__To be done__. Scan the data below for the string "ngoài". Copy every line where it appears.

Rows from a dataset
┄┄┄┄┄┄┄┄┄┄

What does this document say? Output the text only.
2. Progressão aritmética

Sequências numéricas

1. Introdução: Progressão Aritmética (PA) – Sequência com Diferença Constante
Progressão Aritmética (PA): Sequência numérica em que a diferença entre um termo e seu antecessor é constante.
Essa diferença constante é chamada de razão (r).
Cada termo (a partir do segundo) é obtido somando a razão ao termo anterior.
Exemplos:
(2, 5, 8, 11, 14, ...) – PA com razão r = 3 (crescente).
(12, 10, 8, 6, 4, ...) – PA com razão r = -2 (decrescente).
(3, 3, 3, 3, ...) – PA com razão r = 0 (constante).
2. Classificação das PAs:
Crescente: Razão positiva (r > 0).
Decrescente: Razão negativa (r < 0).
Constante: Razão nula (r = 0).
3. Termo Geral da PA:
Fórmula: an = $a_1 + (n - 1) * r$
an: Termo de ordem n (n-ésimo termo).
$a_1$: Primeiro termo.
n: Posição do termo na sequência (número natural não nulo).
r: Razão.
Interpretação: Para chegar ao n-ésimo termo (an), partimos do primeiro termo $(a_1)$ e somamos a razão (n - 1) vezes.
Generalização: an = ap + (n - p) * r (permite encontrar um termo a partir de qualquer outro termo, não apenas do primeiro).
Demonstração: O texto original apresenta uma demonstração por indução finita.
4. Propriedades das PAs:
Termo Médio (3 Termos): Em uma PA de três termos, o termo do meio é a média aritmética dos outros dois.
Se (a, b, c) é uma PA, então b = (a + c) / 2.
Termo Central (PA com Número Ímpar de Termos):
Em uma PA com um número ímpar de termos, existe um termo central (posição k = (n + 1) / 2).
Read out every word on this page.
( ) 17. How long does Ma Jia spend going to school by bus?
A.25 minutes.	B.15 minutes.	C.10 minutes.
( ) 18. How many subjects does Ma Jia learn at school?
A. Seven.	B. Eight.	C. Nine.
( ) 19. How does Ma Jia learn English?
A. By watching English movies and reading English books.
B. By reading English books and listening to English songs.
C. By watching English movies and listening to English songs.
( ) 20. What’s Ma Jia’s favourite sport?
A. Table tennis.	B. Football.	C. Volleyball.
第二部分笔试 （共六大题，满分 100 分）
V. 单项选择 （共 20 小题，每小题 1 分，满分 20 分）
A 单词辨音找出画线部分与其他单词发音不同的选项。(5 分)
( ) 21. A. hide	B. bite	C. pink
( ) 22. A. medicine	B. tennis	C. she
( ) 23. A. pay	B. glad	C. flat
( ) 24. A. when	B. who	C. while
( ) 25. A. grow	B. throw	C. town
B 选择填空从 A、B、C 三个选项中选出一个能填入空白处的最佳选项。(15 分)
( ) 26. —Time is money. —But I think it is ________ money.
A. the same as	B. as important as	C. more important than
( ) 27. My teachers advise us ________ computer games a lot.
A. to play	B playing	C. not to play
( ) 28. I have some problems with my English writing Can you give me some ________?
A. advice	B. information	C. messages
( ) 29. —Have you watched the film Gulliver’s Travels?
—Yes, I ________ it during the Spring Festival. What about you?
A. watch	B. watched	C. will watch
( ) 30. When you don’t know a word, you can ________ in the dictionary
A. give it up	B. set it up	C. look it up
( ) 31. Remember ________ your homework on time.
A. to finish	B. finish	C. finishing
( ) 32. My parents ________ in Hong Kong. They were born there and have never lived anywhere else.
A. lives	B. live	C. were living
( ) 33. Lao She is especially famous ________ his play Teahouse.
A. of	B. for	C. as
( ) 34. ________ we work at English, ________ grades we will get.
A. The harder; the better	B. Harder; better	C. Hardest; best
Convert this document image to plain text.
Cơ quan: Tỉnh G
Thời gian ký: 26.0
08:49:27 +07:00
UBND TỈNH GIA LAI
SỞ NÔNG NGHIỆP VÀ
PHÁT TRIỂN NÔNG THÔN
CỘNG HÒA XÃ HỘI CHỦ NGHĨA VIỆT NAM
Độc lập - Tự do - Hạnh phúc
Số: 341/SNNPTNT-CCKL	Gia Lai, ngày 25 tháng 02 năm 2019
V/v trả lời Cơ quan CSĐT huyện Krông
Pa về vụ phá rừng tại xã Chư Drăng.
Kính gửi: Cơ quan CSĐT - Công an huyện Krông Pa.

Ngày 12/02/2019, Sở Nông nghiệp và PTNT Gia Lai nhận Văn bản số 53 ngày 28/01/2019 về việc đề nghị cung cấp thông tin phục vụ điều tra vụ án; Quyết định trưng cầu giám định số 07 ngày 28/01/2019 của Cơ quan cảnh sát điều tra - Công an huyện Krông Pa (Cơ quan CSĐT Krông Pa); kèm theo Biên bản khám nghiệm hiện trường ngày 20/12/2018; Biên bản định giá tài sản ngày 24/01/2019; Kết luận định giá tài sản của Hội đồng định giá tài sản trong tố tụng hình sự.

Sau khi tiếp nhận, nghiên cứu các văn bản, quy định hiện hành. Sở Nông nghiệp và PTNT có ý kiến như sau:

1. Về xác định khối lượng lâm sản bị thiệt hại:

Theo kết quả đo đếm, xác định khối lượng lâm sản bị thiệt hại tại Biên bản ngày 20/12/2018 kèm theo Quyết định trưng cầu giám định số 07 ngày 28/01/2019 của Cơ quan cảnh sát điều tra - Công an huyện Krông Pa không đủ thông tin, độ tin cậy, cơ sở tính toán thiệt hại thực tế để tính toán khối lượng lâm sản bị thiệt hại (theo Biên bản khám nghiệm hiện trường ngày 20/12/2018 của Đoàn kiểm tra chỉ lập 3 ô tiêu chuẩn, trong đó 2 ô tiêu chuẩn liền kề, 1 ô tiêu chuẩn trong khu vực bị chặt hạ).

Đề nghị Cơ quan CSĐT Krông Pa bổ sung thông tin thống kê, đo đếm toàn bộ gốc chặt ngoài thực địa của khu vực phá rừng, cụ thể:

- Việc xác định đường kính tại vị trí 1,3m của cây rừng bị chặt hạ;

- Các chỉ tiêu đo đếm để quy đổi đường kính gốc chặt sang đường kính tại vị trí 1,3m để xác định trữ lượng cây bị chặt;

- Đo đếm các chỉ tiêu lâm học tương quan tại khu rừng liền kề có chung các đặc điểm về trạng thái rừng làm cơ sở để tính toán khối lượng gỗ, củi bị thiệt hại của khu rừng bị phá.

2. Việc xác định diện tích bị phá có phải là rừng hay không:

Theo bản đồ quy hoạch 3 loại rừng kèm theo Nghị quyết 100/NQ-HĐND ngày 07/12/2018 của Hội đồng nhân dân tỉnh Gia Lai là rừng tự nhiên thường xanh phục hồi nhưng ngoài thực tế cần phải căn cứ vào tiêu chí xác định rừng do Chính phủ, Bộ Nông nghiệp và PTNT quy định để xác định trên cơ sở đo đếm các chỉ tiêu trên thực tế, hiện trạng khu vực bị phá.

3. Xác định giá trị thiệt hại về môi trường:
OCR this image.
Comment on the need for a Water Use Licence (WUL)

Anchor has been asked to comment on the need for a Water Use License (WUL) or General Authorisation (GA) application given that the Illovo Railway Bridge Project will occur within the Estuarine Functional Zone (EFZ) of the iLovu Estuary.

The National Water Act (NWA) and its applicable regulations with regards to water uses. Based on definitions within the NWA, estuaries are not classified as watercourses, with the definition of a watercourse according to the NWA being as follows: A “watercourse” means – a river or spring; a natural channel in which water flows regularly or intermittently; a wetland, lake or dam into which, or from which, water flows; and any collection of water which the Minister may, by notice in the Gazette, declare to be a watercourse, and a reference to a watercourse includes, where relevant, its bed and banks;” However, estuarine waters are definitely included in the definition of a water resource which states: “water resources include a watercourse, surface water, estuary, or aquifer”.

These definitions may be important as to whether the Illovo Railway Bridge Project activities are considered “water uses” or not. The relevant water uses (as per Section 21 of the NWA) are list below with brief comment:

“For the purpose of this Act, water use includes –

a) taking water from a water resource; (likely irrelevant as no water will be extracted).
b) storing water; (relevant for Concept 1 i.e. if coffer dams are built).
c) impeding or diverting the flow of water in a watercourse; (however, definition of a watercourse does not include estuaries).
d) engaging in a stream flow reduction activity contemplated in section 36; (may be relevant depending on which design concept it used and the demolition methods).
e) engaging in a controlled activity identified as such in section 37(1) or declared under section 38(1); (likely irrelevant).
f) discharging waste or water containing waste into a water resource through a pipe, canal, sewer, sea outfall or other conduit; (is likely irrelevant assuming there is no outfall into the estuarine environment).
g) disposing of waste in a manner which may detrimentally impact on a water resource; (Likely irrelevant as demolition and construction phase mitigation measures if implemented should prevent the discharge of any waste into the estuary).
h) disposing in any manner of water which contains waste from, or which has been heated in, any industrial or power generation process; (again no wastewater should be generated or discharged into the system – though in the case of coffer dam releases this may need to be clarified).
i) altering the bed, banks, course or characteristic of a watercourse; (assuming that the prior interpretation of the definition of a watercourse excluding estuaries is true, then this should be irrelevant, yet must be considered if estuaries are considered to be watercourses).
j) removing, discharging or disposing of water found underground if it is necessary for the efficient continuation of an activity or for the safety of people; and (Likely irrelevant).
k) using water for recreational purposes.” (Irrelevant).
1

┄┄┄┄┄┄┄┄┄┄

__Expected answer__.
Đề nghị Cơ quan CSĐT Krông Pa bổ sung thông tin thống kê, đo đếm toàn bộ gốc chặt ngoài thực địa của khu vực phá rừng, cụ thể:
Theo bản đồ quy hoạch 3 loại rừng kèm theo Nghị quyết 100/NQ-HĐND ngày 07/12/2018 của Hội đồng nhân dân tỉnh Gia Lai là rừng tự nhiên thường xanh phục hồi nhưng ngoài thực tế cần phải căn cứ vào tiêu chí xác định rừng do Chính phủ, Bộ Nông nghiệp và PTNT quy định để xác định trên cơ sở đo đếm các chỉ tiêu trên thực tế, hiện trạng khu vực bị phá.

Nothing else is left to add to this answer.